→ **Aim of the exercise**:
Would you set down every entry shown below, precisely as written?

→ **Provided information**:
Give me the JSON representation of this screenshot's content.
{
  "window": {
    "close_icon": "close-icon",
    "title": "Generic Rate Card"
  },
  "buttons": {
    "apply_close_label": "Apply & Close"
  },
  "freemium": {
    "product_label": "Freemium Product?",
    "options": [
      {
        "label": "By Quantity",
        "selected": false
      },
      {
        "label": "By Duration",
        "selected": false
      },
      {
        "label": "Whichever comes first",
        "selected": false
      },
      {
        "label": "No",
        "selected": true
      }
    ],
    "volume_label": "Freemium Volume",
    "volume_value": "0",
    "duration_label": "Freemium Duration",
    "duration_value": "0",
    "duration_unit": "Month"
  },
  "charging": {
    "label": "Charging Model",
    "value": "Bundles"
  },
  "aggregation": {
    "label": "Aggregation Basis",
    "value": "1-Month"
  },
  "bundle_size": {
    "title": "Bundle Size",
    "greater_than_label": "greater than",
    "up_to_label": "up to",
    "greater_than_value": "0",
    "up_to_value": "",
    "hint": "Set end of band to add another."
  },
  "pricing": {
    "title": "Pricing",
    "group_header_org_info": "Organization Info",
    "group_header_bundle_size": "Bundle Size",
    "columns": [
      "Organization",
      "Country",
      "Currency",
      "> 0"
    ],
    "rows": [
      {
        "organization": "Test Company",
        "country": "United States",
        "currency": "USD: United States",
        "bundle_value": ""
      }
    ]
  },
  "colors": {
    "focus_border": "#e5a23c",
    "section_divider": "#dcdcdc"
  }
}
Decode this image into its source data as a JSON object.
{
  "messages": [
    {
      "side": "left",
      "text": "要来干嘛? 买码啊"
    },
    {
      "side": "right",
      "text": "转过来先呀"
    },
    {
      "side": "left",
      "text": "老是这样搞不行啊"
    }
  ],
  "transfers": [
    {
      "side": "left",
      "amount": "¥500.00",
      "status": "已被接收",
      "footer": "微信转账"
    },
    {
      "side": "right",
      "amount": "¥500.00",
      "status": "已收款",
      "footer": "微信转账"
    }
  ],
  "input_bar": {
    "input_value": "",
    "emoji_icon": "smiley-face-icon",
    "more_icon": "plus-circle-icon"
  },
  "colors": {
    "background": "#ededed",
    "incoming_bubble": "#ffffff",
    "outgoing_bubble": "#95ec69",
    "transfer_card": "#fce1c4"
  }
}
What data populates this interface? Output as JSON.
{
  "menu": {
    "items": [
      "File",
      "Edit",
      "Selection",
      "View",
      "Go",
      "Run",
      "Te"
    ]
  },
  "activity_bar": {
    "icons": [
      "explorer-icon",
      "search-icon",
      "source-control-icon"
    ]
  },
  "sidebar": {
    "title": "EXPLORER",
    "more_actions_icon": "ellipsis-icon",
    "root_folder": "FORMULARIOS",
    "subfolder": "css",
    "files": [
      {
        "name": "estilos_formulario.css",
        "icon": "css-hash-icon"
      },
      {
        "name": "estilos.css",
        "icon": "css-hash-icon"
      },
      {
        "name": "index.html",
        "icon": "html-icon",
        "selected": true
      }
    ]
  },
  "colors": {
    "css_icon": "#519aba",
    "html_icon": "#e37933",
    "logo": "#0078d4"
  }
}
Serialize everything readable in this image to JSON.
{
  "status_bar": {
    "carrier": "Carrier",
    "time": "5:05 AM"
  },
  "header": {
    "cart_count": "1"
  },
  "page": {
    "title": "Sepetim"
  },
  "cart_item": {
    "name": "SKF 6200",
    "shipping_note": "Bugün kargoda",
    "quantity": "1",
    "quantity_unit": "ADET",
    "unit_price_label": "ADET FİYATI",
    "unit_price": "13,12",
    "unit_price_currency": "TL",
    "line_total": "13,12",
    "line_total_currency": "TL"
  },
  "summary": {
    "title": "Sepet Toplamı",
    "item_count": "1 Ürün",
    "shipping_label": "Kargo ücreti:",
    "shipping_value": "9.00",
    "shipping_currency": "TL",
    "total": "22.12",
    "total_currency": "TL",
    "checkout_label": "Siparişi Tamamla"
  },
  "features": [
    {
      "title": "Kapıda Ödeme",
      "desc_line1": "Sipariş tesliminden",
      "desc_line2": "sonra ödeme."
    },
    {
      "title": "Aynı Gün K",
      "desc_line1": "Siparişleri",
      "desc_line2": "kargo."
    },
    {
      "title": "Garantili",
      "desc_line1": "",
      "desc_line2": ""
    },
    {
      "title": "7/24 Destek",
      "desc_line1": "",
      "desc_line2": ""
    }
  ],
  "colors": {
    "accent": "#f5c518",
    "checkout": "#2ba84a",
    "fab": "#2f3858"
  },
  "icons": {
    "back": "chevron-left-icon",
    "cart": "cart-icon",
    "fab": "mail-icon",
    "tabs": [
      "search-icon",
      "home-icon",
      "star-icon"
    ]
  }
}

→ **Written response**:
Give me the JSON representation of this screenshot's content.
{
  "window": {
    "close_icon": "close-icon",
    "title": "Generic Rate Card"
  },
  "buttons": {
    "apply_close_label": "Apply & Close"
  },
  "freemium": {
    "product_label": "Freemium Product?",
    "options": [
      {
        "label": "By Quantity",
        "selected": false
      },
      {
        "label": "By Duration",
        "selected": false
      },
      {
        "label": "Whichever comes first",
        "selected": false
      },
      {
        "label": "No",
        "selected": true
      }
    ],
    "volume_label": "Freemium Volume",
    "volume_value": "0",
    "duration_label": "Freemium Duration",
    "duration_value": "0",
    "duration_unit": "Month"
  },
  "charging": {
    "label": "Charging Model",
    "value": "Bundles"
  },
  "aggregation": {
    "label": "Aggregation Basis",
    "value": "1-Month"
  },
  "bundle_size": {
    "title": "Bundle Size",
    "greater_than_label": "greater than",
    "up_to_label": "up to",
    "greater_than_value": "0",
    "up_to_value": "",
    "hint": "Set end of band to add another."
  },
  "pricing": {
    "title": "Pricing",
    "group_header_org_info": "Organization Info",
    "group_header_bundle_size": "Bundle Size",
    "columns": [
      "Organization",
      "Country",
      "Currency",
      "> 0"
    ],
    "rows": [
      {
        "organization": "Test Company",
        "country": "United States",
        "currency": "USD: United States",
        "bundle_value": ""
      }
    ]
  },
  "colors": {
    "focus_border": "#e5a23c",
    "section_divider": "#dcdcdc"
  }
}
Decode this image into its source data as a JSON object.
{
  "messages": [
    {
      "side": "left",
      "text": "要来干嘛? 买码啊"
    },
    {
      "side": "right",
      "text": "转过来先呀"
    },
    {
      "side": "left",
      "text": "老是这样搞不行啊"
    }
  ],
  "transfers": [
    {
      "side": "left",
      "amount": "¥500.00",
      "status": "已被接收",
      "footer": "微信转账"
    },
    {
      "side": "right",
      "amount": "¥500.00",
      "status": "已收款",
      "footer": "微信转账"
    }
  ],
  "input_bar": {
    "input_value": "",
    "emoji_icon": "smiley-face-icon",
    "more_icon": "plus-circle-icon"
  },
  "colors": {
    "background": "#ededed",
    "incoming_bubble": "#ffffff",
    "outgoing_bubble": "#95ec69",
    "transfer_card": "#fce1c4"
  }
}
What data populates this interface? Output as JSON.
{
  "menu": {
    "items": [
      "File",
      "Edit",
      "Selection",
      "View",
      "Go",
      "Run",
      "Te"
    ]
  },
  "activity_bar": {
    "icons": [
      "explorer-icon",
      "search-icon",
      "source-control-icon"
    ]
  },
  "sidebar": {
    "title": "EXPLORER",
    "more_actions_icon": "ellipsis-icon",
    "root_folder": "FORMULARIOS",
    "subfolder": "css",
    "files": [
      {
        "name": "estilos_formulario.css",
        "icon": "css-hash-icon"
      },
      {
        "name": "estilos.css",
        "icon": "css-hash-icon"
      },
      {
        "name": "index.html",
        "icon": "html-icon",
        "selected": true
      }
    ]
  },
  "colors": {
    "css_icon": "#519aba",
    "html_icon": "#e37933",
    "logo": "#0078d4"
  }
}
Serialize everything readable in this image to JSON.
{
  "status_bar": {
    "carrier": "Carrier",
    "time": "5:05 AM"
  },
  "header": {
    "cart_count": "1"
  },
  "page": {
    "title": "Sepetim"
  },
  "cart_item": {
    "name": "SKF 6200",
    "shipping_note": "Bugün kargoda",
    "quantity": "1",
    "quantity_unit": "ADET",
    "unit_price_label": "ADET FİYATI",
    "unit_price": "13,12",
    "unit_price_currency": "TL",
    "line_total": "13,12",
    "line_total_currency": "TL"
  },
  "summary": {
    "title": "Sepet Toplamı",
    "item_count": "1 Ürün",
    "shipping_label": "Kargo ücreti:",
    "shipping_value": "9.00",
    "shipping_currency": "TL",
    "total": "22.12",
    "total_currency": "TL",
    "checkout_label": "Siparişi Tamamla"
  },
  "features": [
    {
      "title": "Kapıda Ödeme",
      "desc_line1": "Sipariş tesliminden",
      "desc_line2": "sonra ödeme."
    },
    {
      "title": "Aynı Gün K",
      "desc_line1": "Siparişleri",
      "desc_line2": "kargo."
    },
    {
      "title": "Garantili",
      "desc_line1": "",
      "desc_line2": ""
    },
    {
      "title": "7/24 Destek",
      "desc_line1": "",
      "desc_line2": ""
    }
  ],
  "colors": {
    "accent": "#f5c518",
    "checkout": "#2ba84a",
    "fab": "#2f3858"
  },
  "icons": {
    "back": "chevron-left-icon",
    "cart": "cart-icon",
    "fab": "mail-icon",
    "tabs": [
      "search-icon",
      "home-icon",
      "star-icon"
    ]
  }
}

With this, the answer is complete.